List all the lines in these records that hold "March".
**** The records
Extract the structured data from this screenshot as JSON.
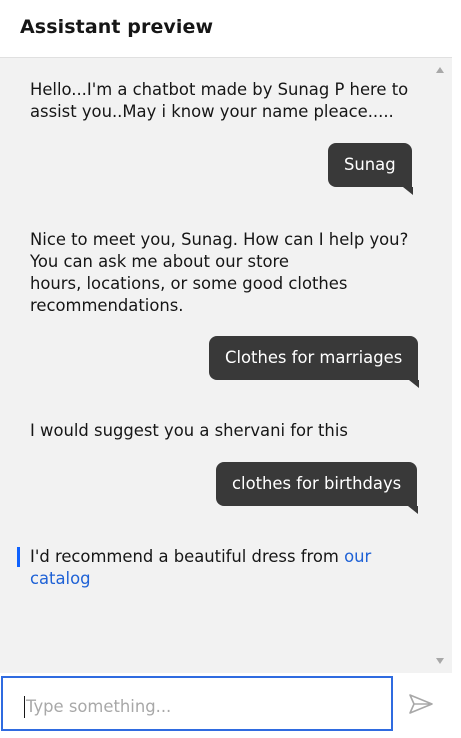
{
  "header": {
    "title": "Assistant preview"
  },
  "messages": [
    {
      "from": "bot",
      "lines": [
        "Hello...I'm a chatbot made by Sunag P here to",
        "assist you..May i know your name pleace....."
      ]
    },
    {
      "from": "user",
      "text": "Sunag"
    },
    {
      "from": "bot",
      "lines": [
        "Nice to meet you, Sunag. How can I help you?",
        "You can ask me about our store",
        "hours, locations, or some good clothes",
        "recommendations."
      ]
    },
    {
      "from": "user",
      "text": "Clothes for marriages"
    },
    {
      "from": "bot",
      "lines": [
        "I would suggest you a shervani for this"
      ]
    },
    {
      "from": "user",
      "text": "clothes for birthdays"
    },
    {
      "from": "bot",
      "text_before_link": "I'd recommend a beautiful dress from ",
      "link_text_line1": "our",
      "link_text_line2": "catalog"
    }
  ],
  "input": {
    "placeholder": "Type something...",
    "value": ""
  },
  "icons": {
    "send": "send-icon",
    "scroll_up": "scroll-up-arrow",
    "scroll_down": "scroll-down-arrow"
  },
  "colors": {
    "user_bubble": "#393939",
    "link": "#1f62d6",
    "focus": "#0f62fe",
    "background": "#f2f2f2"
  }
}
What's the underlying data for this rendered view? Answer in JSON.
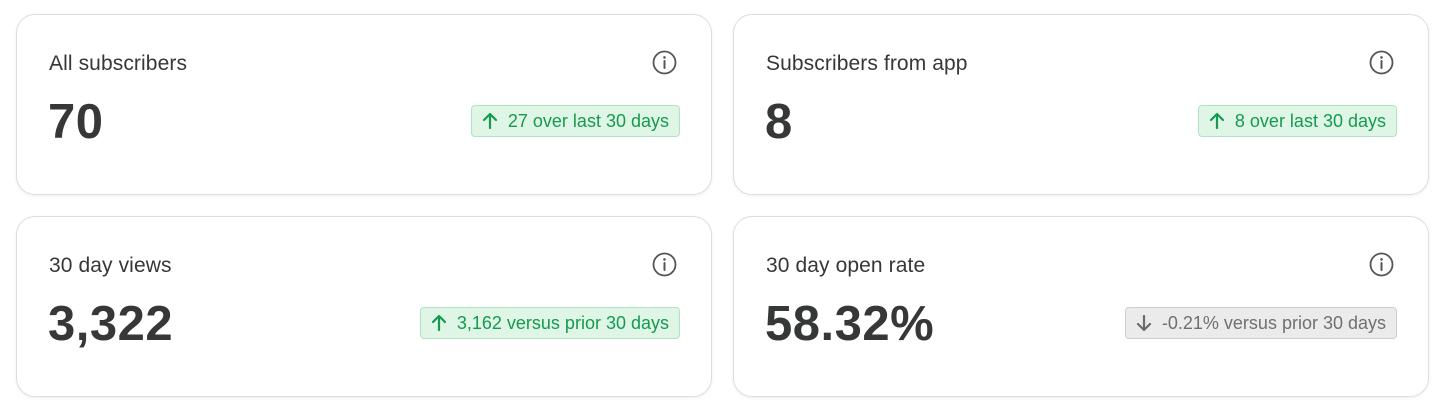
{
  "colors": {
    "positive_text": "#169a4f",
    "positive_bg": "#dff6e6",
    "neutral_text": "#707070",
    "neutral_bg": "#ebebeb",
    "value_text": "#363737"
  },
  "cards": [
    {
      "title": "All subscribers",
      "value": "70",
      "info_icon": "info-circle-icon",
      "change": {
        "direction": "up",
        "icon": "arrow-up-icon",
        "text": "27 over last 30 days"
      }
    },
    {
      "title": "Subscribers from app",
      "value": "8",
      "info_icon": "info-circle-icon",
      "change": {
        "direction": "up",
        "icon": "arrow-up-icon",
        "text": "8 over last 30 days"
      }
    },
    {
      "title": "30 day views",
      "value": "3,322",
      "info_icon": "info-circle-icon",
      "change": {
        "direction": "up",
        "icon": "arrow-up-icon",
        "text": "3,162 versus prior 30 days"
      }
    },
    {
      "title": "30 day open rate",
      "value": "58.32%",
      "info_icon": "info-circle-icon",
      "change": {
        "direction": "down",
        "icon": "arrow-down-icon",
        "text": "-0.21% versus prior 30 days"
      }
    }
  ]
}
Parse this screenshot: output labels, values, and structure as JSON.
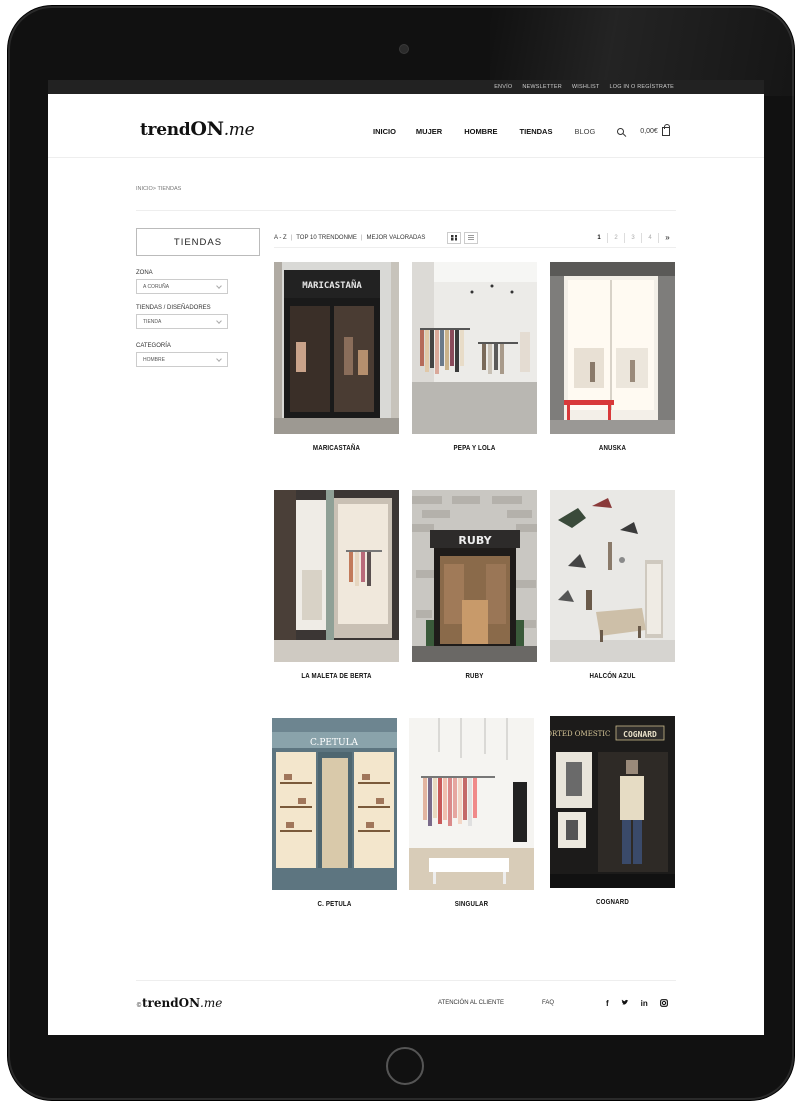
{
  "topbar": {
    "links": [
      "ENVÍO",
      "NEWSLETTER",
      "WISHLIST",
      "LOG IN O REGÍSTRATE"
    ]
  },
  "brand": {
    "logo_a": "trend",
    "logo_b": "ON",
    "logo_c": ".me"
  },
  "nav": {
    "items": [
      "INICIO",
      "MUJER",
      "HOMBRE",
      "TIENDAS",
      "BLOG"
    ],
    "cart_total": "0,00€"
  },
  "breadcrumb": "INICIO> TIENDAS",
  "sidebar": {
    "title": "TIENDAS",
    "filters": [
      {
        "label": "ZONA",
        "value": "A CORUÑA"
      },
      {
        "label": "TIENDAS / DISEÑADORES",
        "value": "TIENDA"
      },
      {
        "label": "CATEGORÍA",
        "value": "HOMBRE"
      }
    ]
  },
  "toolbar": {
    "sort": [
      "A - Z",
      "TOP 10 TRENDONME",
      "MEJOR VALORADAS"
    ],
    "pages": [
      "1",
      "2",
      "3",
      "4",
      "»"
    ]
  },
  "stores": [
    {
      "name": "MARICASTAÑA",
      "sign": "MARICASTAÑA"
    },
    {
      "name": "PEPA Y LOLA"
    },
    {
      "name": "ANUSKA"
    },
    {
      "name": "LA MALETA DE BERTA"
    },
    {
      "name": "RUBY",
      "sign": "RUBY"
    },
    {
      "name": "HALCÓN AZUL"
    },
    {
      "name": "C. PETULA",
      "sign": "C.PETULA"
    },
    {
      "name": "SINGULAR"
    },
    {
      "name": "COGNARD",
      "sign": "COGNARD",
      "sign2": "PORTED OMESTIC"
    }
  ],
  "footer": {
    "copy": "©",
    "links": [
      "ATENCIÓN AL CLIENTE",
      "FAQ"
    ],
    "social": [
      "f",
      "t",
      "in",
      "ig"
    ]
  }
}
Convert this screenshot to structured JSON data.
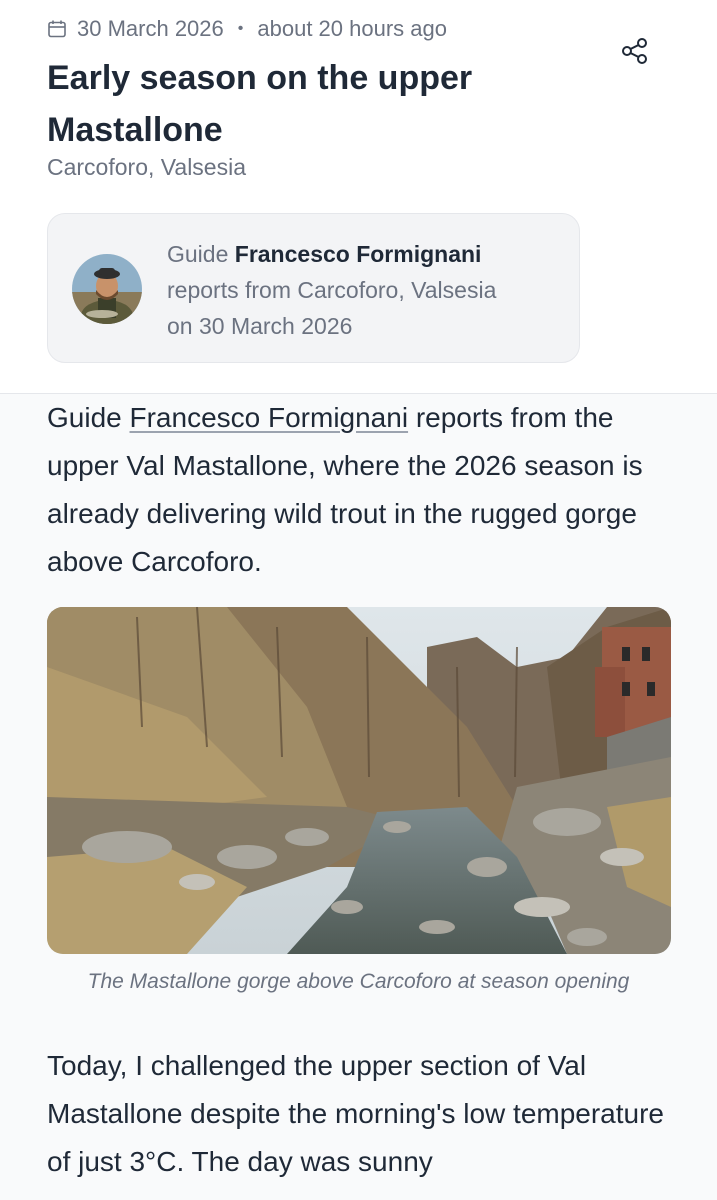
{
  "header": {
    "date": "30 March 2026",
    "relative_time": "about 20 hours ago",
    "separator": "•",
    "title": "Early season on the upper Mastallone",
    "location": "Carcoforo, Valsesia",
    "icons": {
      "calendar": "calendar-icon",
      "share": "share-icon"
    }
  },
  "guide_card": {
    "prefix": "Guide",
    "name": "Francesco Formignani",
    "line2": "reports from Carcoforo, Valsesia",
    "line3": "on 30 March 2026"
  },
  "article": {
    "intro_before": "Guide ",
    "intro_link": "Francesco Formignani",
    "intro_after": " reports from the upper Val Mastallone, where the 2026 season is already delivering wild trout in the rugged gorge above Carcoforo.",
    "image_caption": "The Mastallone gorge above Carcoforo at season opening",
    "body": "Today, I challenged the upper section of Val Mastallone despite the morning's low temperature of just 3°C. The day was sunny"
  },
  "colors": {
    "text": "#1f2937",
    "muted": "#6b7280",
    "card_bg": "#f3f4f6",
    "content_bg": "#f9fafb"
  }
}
********
(Completed exercise):
    "date": "30 March 2026",
    "line3": "on 30 March 2026"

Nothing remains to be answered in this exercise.